Locate every line in the records below that holds the word "name" and return each one.

__A run of records__:
□ □ □ □ □

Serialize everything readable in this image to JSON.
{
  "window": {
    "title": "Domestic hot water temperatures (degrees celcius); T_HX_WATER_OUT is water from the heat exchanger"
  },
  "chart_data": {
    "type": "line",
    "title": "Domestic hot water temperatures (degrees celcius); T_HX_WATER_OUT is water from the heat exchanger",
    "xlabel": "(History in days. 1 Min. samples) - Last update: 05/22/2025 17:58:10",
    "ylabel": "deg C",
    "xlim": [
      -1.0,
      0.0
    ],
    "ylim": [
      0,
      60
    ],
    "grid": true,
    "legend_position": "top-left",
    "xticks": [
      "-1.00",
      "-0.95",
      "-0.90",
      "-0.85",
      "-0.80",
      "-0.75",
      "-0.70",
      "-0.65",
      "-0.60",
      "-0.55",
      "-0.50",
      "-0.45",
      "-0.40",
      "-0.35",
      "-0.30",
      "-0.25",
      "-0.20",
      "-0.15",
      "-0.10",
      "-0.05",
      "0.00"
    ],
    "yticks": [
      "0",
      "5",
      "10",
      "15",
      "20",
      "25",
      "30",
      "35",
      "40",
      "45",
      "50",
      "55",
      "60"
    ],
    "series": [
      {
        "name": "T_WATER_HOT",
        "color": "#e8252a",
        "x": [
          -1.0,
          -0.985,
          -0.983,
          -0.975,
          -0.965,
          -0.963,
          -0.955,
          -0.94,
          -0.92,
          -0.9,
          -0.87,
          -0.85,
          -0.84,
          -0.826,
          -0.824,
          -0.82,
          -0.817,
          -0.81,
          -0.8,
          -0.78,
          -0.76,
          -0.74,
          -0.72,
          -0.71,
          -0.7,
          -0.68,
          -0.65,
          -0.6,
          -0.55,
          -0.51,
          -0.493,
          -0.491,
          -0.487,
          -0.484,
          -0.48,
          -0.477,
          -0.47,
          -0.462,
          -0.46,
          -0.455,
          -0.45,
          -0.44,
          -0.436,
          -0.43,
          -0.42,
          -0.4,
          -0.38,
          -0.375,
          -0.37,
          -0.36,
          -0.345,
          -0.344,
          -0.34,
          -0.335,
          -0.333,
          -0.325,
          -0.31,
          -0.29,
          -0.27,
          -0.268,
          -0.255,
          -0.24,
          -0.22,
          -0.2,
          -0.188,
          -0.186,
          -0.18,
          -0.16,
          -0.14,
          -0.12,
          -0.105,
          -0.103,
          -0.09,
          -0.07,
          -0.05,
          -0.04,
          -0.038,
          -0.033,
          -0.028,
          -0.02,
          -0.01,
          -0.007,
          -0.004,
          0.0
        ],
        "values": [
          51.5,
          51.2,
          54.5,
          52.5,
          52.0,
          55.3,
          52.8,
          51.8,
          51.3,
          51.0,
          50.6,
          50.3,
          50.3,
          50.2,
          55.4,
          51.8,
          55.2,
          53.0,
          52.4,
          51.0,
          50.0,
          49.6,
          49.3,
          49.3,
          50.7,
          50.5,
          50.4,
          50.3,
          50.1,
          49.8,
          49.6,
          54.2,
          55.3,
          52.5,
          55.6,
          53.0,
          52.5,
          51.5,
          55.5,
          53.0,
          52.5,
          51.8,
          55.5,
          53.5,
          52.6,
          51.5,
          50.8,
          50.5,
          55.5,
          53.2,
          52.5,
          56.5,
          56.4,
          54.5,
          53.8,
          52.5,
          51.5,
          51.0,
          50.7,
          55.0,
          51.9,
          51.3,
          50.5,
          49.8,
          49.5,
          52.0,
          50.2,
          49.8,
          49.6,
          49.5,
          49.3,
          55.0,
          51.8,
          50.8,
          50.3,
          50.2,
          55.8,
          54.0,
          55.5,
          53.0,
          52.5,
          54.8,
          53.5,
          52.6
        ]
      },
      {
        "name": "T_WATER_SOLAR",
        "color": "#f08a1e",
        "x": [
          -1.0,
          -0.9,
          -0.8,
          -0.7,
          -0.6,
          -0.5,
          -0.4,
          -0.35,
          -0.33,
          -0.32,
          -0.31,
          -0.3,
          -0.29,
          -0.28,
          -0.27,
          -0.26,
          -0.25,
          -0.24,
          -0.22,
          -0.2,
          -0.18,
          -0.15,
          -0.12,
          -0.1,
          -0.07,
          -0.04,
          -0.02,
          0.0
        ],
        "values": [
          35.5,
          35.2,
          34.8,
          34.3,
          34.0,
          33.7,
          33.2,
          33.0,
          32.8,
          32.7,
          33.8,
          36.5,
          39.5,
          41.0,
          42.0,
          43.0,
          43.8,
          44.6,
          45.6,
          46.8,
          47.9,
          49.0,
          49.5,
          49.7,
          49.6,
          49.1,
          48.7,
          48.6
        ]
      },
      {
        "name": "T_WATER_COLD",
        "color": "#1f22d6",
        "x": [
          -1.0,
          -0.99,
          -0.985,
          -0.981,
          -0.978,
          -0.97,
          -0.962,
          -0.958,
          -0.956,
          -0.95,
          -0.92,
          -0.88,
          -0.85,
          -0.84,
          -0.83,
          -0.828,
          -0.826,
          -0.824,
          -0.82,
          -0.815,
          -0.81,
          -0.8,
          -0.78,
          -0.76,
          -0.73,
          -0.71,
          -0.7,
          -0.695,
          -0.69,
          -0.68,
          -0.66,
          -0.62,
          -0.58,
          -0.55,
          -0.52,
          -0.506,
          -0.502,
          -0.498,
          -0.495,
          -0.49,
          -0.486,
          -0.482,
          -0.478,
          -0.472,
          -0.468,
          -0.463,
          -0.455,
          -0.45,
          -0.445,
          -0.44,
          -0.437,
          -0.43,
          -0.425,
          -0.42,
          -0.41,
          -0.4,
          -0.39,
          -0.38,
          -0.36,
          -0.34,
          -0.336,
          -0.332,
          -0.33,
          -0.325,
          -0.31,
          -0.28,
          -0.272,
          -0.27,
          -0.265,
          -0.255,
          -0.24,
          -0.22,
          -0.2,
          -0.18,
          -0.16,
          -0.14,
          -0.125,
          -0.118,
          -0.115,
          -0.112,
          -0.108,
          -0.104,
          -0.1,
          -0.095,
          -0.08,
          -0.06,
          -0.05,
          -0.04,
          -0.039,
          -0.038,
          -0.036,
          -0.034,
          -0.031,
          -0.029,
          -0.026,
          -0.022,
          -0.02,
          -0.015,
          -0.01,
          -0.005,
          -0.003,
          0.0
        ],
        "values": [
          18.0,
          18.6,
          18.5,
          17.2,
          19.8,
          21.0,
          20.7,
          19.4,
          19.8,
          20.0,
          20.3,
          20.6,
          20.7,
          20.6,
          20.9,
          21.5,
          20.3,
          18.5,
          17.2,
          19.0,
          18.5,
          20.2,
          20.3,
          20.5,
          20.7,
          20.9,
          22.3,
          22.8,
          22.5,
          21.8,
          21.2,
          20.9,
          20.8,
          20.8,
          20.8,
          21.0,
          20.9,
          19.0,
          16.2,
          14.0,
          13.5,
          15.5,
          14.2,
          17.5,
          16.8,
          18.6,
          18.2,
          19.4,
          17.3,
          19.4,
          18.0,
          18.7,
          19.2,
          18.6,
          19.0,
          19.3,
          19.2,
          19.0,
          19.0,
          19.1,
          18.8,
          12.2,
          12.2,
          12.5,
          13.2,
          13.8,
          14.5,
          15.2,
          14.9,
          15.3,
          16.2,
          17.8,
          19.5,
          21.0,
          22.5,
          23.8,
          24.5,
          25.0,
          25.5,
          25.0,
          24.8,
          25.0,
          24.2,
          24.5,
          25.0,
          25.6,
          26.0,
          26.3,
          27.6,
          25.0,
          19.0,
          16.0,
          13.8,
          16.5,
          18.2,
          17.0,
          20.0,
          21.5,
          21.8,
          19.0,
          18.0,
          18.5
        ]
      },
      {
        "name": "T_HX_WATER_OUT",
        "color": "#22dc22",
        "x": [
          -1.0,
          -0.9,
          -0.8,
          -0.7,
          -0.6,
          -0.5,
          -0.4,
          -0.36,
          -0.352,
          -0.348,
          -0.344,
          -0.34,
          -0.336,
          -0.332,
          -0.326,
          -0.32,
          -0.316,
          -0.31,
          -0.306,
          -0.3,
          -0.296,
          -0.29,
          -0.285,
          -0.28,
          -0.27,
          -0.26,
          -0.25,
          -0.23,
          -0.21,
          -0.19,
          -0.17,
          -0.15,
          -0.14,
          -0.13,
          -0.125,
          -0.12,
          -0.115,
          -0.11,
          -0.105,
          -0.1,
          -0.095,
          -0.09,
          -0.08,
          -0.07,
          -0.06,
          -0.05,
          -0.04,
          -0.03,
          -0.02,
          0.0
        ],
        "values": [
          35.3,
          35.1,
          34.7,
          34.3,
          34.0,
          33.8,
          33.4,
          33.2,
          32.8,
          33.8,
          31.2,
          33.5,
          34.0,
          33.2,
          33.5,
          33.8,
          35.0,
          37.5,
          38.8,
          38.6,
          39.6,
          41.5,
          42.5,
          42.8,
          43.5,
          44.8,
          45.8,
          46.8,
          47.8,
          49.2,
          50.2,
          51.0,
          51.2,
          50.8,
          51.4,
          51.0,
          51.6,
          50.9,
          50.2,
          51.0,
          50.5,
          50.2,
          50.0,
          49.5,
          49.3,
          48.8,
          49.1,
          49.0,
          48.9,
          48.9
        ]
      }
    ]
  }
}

□ □ □ □ □

__FINISHED ANSWER__:
        "name": "T_WATER_HOT",
        "name": "T_WATER_SOLAR",
        "name": "T_WATER_COLD",
        "name": "T_HX_WATER_OUT",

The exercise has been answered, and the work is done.